▸ **Objective**
Gather up all lines that carry the word "ylabel".

▸ **Exercise material**
__________________________________________________

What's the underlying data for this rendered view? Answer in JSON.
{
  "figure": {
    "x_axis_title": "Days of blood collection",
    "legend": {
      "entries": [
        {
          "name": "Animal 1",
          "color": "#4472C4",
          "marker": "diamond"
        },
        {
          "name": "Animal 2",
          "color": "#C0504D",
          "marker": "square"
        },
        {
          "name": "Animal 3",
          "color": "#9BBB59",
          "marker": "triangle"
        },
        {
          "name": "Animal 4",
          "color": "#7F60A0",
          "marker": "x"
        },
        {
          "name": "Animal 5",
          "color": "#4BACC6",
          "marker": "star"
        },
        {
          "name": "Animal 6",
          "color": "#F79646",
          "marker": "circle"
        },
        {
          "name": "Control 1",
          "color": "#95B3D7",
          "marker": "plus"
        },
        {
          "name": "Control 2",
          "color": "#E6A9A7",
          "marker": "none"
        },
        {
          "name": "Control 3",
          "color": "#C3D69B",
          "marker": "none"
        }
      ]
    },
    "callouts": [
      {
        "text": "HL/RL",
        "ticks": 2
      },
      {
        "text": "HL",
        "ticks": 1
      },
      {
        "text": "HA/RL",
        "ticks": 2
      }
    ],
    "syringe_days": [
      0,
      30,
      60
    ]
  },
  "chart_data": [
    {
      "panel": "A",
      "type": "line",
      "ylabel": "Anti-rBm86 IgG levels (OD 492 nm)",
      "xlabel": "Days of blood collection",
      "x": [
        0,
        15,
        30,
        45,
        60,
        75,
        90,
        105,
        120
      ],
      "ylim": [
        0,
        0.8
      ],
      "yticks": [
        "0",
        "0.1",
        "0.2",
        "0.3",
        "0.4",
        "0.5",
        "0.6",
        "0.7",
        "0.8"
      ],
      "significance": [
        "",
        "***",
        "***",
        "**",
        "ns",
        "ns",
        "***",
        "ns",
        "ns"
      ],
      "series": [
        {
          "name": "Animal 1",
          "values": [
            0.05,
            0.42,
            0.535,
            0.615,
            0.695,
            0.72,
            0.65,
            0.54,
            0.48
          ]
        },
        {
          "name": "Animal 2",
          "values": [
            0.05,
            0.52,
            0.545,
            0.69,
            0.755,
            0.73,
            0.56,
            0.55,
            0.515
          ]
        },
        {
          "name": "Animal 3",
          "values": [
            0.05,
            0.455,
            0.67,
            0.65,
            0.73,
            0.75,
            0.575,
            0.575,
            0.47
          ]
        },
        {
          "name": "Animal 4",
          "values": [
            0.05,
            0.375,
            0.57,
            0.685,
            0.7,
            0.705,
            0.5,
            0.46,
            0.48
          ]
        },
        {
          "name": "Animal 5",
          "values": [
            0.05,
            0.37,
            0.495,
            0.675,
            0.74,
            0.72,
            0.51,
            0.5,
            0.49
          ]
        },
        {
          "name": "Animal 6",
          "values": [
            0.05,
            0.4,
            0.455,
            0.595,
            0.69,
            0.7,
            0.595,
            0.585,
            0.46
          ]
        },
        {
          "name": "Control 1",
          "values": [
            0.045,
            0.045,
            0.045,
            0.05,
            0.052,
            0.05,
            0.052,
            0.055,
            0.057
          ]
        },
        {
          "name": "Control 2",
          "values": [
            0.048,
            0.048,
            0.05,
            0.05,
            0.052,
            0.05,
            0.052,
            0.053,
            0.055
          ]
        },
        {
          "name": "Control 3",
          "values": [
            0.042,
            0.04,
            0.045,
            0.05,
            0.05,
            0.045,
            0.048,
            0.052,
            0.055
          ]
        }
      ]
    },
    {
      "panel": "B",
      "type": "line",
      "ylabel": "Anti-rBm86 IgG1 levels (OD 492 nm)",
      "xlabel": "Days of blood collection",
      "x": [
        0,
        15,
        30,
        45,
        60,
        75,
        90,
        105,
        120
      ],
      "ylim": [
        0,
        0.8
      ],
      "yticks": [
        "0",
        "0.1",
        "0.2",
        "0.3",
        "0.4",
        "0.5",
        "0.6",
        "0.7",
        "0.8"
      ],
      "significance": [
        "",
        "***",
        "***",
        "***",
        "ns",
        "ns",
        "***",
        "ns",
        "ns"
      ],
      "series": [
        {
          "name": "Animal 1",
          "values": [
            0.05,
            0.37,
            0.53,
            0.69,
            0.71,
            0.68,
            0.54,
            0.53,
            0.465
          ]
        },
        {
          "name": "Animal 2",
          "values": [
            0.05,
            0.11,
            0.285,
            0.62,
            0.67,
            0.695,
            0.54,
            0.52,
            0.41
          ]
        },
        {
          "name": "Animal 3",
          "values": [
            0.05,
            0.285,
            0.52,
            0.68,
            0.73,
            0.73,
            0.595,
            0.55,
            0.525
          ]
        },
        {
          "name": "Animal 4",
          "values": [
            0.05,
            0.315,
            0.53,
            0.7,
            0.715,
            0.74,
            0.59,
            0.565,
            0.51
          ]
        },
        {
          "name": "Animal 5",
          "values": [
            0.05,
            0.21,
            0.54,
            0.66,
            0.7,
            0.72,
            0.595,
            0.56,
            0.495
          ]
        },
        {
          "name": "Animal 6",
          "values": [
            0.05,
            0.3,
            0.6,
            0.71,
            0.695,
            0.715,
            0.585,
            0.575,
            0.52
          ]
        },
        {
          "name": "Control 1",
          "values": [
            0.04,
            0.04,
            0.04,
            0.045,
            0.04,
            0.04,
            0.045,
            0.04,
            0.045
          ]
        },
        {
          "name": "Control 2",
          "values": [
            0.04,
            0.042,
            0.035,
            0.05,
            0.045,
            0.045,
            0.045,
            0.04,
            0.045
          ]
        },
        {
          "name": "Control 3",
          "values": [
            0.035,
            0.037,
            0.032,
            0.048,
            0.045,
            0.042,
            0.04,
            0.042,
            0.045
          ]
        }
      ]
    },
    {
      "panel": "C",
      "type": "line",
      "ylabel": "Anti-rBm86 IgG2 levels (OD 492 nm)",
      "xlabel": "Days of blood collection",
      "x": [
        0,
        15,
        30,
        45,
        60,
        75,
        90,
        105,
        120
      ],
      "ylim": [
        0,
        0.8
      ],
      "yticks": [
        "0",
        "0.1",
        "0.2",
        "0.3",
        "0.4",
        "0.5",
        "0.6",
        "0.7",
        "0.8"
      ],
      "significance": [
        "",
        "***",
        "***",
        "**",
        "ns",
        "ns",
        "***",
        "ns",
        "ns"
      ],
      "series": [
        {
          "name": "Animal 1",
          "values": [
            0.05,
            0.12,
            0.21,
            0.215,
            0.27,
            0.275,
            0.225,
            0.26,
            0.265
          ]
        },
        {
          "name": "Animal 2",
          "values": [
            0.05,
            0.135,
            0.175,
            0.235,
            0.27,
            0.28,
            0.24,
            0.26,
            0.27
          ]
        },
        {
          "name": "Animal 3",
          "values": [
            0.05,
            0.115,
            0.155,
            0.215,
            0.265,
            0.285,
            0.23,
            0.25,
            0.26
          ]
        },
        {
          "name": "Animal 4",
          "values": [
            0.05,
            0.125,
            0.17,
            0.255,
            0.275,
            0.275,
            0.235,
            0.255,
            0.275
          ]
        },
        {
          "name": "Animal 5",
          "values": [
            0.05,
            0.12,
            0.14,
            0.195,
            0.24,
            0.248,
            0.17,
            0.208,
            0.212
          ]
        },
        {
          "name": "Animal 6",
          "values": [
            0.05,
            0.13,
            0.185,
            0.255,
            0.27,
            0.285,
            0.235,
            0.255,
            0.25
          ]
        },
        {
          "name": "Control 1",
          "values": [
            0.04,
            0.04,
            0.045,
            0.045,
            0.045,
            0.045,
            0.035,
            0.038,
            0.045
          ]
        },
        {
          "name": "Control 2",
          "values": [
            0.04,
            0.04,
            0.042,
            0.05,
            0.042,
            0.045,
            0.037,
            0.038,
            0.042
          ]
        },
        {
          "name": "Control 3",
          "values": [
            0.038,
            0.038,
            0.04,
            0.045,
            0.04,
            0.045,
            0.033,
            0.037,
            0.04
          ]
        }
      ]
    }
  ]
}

__________________________________________________

▸ **Response for this exercise**
      "ylabel": "Anti-rBm86 IgG levels (OD 492 nm)",
      "ylabel": "Anti-rBm86 IgG1 levels (OD 492 nm)",
      "ylabel": "Anti-rBm86 IgG2 levels (OD 492 nm)",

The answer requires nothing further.